(Dataset items)
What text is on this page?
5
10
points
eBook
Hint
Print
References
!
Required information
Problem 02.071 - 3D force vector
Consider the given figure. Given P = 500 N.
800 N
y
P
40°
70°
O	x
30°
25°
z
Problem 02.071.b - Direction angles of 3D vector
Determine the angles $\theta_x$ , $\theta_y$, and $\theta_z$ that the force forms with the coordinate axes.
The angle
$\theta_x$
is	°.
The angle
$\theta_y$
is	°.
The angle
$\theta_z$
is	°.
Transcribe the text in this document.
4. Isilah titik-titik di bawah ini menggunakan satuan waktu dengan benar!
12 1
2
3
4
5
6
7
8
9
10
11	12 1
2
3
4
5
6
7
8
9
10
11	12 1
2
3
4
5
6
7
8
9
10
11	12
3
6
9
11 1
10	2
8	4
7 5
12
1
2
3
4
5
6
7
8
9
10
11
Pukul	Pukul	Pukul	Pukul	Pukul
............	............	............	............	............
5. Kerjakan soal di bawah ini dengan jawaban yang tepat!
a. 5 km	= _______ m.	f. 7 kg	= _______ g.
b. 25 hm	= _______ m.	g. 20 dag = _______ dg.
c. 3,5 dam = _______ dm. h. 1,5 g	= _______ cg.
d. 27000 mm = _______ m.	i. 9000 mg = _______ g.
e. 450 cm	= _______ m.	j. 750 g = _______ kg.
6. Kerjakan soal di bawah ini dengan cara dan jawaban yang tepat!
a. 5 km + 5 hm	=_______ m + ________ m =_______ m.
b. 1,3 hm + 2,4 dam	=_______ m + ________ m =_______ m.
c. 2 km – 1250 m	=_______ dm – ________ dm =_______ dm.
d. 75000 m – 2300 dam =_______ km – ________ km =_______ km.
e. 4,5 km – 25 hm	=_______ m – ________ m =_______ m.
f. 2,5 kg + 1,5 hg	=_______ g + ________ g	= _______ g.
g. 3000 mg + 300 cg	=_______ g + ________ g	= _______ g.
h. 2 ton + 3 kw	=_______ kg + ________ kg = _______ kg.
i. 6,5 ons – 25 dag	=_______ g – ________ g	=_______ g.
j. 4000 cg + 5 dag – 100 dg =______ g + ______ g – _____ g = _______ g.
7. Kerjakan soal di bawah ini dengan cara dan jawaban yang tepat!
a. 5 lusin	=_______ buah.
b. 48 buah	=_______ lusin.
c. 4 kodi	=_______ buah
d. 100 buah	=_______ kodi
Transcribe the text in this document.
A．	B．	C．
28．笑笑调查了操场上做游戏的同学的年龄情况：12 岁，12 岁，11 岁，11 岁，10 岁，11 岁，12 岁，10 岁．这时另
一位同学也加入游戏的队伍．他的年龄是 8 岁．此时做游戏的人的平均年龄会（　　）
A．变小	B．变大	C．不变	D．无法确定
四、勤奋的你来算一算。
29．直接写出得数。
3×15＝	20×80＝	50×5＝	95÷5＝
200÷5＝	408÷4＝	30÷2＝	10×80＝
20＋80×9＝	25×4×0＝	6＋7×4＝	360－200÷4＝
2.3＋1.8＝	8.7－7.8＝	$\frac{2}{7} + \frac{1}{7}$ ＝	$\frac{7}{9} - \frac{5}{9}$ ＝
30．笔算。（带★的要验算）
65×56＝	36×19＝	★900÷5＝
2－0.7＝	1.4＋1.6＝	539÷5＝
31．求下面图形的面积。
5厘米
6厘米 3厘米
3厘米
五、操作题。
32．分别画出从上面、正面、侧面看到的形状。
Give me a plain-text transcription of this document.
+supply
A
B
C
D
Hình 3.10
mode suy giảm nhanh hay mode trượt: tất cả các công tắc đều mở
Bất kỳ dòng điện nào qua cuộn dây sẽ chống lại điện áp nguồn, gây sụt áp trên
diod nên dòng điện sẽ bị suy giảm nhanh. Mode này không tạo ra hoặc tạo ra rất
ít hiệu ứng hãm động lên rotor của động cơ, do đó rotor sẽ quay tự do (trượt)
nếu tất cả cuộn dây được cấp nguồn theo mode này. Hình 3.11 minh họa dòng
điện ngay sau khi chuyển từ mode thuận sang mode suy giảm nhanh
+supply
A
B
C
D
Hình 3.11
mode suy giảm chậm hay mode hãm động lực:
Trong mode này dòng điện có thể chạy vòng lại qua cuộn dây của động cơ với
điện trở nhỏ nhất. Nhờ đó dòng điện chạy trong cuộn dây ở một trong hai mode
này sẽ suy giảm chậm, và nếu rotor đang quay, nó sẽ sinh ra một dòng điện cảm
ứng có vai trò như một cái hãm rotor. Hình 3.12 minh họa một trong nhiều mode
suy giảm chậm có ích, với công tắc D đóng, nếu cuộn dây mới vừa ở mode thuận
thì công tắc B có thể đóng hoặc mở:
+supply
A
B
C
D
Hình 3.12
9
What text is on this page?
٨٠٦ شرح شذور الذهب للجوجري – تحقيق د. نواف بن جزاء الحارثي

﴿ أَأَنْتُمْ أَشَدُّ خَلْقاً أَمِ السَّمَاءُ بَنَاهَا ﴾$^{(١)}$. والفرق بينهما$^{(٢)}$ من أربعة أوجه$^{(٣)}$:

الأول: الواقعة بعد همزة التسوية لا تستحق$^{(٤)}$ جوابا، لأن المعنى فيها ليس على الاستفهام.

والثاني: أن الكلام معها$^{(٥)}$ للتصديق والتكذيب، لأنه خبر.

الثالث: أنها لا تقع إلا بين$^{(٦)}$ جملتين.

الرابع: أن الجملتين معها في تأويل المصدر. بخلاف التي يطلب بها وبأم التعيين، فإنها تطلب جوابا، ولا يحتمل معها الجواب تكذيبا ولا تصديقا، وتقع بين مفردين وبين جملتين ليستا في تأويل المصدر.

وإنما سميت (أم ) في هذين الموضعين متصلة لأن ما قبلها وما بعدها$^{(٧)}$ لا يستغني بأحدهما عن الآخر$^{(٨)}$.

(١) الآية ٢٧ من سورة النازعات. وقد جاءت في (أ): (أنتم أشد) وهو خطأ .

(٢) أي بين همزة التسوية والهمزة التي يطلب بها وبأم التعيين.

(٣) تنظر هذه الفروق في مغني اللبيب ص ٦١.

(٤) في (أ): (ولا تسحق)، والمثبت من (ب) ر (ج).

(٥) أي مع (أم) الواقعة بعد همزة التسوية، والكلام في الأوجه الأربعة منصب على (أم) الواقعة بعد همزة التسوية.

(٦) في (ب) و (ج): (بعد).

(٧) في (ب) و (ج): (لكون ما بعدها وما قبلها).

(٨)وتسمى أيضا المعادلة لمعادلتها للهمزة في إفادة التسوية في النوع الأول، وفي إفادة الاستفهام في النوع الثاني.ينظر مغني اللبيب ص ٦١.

### OBJECTIVE
Tally the lines of the preceding listing in which the word "quay" appears; state nothing but the total.

### OUTPUT BELOW
2